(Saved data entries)
┌──

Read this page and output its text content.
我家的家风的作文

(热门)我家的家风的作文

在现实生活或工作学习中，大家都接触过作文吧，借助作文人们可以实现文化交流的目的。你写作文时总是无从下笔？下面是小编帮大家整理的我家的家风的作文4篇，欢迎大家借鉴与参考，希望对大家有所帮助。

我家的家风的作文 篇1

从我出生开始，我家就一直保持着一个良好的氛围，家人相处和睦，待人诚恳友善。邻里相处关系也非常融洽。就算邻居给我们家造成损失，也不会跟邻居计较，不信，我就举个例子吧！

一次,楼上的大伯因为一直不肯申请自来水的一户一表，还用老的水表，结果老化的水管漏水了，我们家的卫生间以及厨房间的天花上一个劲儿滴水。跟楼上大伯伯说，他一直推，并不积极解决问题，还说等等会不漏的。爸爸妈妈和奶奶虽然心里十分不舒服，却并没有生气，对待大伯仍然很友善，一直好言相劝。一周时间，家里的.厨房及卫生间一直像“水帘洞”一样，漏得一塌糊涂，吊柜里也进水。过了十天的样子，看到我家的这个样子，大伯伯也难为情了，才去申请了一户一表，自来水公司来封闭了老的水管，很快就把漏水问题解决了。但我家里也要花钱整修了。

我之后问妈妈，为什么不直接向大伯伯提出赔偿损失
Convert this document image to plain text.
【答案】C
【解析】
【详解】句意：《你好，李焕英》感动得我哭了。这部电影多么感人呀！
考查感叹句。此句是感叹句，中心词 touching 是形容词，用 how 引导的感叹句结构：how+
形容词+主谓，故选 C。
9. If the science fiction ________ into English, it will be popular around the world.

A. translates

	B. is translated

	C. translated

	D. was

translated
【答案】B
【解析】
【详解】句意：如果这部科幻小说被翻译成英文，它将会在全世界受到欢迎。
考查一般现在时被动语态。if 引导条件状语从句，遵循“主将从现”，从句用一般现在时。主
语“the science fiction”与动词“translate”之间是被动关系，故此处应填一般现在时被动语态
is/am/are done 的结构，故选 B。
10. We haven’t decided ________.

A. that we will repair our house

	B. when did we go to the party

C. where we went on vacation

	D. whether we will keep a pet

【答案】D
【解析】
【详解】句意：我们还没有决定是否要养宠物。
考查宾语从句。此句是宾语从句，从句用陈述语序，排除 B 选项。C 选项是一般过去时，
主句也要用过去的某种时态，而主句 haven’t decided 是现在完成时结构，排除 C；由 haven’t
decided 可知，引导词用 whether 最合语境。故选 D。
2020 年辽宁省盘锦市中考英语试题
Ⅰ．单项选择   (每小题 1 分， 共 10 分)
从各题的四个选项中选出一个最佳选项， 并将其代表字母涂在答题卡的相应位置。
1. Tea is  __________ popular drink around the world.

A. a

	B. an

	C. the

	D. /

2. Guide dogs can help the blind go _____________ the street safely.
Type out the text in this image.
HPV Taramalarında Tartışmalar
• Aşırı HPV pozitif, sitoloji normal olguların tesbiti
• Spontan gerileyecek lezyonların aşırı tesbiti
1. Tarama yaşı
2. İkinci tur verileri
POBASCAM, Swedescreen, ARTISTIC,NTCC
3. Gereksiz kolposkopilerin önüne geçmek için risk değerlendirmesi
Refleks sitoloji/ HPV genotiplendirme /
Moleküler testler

└──

:: Challenge ::
Every entry should be printed again exactly as written.

:: Full output ::
Read this page and output its text content.
我家的家风的作文

(热门)我家的家风的作文

在现实生活或工作学习中，大家都接触过作文吧，借助作文人们可以实现文化交流的目的。你写作文时总是无从下笔？下面是小编帮大家整理的我家的家风的作文4篇，欢迎大家借鉴与参考，希望对大家有所帮助。

我家的家风的作文 篇1

从我出生开始，我家就一直保持着一个良好的氛围，家人相处和睦，待人诚恳友善。邻里相处关系也非常融洽。就算邻居给我们家造成损失，也不会跟邻居计较，不信，我就举个例子吧！

一次,楼上的大伯因为一直不肯申请自来水的一户一表，还用老的水表，结果老化的水管漏水了，我们家的卫生间以及厨房间的天花上一个劲儿滴水。跟楼上大伯伯说，他一直推，并不积极解决问题，还说等等会不漏的。爸爸妈妈和奶奶虽然心里十分不舒服，却并没有生气，对待大伯仍然很友善，一直好言相劝。一周时间，家里的.厨房及卫生间一直像“水帘洞”一样，漏得一塌糊涂，吊柜里也进水。过了十天的样子，看到我家的这个样子，大伯伯也难为情了，才去申请了一户一表，自来水公司来封闭了老的水管，很快就把漏水问题解决了。但我家里也要花钱整修了。

我之后问妈妈，为什么不直接向大伯伯提出赔偿损失
Convert this document image to plain text.
【答案】C
【解析】
【详解】句意：《你好，李焕英》感动得我哭了。这部电影多么感人呀！
考查感叹句。此句是感叹句，中心词 touching 是形容词，用 how 引导的感叹句结构：how+
形容词+主谓，故选 C。
9. If the science fiction ________ into English, it will be popular around the world.

A. translates

	B. is translated

	C. translated

	D. was

translated
【答案】B
【解析】
【详解】句意：如果这部科幻小说被翻译成英文，它将会在全世界受到欢迎。
考查一般现在时被动语态。if 引导条件状语从句，遵循“主将从现”，从句用一般现在时。主
语“the science fiction”与动词“translate”之间是被动关系，故此处应填一般现在时被动语态
is/am/are done 的结构，故选 B。
10. We haven’t decided ________.

A. that we will repair our house

	B. when did we go to the party

C. where we went on vacation

	D. whether we will keep a pet

【答案】D
【解析】
【详解】句意：我们还没有决定是否要养宠物。
考查宾语从句。此句是宾语从句，从句用陈述语序，排除 B 选项。C 选项是一般过去时，
主句也要用过去的某种时态，而主句 haven’t decided 是现在完成时结构，排除 C；由 haven’t
decided 可知，引导词用 whether 最合语境。故选 D。
2020 年辽宁省盘锦市中考英语试题
Ⅰ．单项选择   (每小题 1 分， 共 10 分)
从各题的四个选项中选出一个最佳选项， 并将其代表字母涂在答题卡的相应位置。
1. Tea is  __________ popular drink around the world.

A. a

	B. an

	C. the

	D. /

2. Guide dogs can help the blind go _____________ the street safely.
Type out the text in this image.
HPV Taramalarında Tartışmalar
• Aşırı HPV pozitif, sitoloji normal olguların tesbiti
• Spontan gerileyecek lezyonların aşırı tesbiti
1. Tarama yaşı
2. İkinci tur verileri
POBASCAM, Swedescreen, ARTISTIC,NTCC
3. Gereksiz kolposkopilerin önüne geçmek için risk değerlendirmesi
Refleks sitoloji/ HPV genotiplendirme /
Moleküler testler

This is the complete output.